— START —

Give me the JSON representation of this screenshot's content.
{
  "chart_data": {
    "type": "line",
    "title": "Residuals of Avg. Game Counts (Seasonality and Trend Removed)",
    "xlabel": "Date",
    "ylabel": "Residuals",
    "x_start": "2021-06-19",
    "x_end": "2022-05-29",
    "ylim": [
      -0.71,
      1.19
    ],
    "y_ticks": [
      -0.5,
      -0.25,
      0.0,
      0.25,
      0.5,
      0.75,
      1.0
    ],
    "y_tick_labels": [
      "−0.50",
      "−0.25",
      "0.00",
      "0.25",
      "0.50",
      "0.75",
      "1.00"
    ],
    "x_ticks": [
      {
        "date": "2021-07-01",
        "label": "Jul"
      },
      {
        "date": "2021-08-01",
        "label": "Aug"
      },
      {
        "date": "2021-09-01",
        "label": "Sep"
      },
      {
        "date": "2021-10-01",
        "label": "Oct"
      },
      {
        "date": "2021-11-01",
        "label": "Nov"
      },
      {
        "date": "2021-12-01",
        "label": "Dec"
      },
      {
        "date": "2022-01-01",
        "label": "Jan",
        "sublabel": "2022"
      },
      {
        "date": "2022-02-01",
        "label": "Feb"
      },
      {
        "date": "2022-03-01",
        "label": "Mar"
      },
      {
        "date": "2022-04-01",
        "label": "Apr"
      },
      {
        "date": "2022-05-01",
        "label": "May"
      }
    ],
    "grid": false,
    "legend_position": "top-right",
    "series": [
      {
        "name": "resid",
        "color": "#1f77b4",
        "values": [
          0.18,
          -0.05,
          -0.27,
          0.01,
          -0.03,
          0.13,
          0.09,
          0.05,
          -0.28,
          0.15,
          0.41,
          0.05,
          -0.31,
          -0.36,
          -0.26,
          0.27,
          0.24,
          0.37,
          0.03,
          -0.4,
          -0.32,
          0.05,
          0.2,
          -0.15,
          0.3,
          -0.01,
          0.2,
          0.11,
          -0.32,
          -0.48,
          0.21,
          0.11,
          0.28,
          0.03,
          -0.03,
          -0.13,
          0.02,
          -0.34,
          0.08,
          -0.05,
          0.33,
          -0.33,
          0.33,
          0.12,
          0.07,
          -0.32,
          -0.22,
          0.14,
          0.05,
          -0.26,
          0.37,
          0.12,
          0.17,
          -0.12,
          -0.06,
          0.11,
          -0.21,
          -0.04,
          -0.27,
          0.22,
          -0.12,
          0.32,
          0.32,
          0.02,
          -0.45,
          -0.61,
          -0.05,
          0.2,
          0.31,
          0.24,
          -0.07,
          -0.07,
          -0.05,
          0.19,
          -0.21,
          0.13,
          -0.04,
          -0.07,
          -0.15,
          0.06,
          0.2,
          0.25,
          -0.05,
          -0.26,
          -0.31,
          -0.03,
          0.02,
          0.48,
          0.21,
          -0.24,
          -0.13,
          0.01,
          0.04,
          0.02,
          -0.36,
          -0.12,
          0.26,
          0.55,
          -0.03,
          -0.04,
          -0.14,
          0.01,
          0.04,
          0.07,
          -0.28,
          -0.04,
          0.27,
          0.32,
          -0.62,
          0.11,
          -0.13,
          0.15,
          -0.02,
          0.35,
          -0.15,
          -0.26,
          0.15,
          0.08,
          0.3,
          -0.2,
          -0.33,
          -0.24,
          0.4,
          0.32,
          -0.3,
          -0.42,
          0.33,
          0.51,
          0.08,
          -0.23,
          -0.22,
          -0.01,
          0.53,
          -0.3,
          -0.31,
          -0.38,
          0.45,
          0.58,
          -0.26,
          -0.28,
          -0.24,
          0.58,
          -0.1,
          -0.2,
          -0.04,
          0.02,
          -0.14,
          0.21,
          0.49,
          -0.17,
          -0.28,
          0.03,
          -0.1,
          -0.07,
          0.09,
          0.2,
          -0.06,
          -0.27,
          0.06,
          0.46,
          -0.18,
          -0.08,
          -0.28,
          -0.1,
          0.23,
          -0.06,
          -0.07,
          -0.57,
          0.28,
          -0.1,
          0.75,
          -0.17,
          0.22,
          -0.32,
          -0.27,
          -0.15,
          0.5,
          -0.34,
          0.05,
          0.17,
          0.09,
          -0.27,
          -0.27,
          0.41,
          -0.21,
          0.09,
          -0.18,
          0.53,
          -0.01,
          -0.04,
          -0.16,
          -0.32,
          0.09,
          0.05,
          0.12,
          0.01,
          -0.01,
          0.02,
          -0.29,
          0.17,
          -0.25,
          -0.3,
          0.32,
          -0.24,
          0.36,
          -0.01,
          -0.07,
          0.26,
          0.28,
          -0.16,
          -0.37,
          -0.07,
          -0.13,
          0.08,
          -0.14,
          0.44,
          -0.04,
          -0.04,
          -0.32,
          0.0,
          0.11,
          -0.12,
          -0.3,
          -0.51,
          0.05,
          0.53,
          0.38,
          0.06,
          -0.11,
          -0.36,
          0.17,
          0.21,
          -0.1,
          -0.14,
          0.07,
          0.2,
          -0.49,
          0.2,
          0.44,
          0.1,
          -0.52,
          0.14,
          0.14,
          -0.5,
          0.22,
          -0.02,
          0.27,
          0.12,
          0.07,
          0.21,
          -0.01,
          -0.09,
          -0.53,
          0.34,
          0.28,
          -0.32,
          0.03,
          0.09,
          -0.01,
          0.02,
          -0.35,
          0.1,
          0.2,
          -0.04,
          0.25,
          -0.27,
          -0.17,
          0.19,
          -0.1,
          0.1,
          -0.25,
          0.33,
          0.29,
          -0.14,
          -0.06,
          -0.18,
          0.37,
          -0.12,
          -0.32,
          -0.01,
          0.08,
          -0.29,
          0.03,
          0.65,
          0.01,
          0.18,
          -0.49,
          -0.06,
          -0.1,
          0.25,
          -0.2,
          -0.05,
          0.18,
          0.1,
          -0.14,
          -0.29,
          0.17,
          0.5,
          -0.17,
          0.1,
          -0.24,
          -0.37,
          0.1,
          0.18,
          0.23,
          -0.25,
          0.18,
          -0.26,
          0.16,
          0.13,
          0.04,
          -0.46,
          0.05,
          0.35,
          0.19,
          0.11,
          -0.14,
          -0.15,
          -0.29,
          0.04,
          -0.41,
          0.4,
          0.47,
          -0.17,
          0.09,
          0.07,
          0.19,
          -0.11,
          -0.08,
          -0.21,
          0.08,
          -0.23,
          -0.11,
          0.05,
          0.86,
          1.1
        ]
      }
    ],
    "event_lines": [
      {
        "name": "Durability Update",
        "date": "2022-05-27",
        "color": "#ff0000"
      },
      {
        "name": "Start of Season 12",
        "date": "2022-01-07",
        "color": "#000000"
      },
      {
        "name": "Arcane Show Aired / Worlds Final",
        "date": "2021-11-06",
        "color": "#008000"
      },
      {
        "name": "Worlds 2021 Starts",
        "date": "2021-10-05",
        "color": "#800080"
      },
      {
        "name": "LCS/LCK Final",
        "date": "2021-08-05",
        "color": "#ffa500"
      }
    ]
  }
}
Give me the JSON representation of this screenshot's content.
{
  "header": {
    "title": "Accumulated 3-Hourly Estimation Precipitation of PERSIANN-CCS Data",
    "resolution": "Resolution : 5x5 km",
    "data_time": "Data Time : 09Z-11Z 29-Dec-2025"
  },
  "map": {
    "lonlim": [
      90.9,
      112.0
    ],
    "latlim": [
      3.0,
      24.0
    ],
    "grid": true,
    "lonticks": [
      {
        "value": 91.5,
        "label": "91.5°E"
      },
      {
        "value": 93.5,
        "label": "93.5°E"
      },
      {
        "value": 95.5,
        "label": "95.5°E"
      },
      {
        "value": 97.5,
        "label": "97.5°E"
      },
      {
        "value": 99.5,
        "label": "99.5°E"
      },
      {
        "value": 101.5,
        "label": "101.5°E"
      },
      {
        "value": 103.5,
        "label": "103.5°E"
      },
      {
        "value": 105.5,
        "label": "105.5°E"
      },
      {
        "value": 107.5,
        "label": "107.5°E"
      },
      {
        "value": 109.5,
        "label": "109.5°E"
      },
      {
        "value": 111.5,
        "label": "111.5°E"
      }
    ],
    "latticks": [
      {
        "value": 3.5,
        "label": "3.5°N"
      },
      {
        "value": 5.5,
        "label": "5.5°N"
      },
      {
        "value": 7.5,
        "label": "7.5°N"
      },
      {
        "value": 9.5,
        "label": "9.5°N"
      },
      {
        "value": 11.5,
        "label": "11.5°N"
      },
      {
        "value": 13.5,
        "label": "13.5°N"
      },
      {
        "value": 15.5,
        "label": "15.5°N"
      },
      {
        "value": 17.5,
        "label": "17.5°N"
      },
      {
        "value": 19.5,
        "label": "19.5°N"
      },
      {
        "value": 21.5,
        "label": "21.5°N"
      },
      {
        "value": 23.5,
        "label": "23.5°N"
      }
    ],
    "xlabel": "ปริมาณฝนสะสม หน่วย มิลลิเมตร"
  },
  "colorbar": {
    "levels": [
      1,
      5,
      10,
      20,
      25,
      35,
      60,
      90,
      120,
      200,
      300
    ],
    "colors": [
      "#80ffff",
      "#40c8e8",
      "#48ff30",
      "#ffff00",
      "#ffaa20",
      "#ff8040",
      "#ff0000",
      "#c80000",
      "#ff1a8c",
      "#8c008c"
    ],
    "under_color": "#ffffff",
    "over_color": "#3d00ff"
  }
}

— END —

TASK OBJECTIVE | Pick out every line with the string "xlabel" and copy it.

SOLUTION TO THE PROBLEM |
    "xlabel": "Date",
    "xlabel": "ปริมาณฝนสะสม หน่วย มิลลิเมตร"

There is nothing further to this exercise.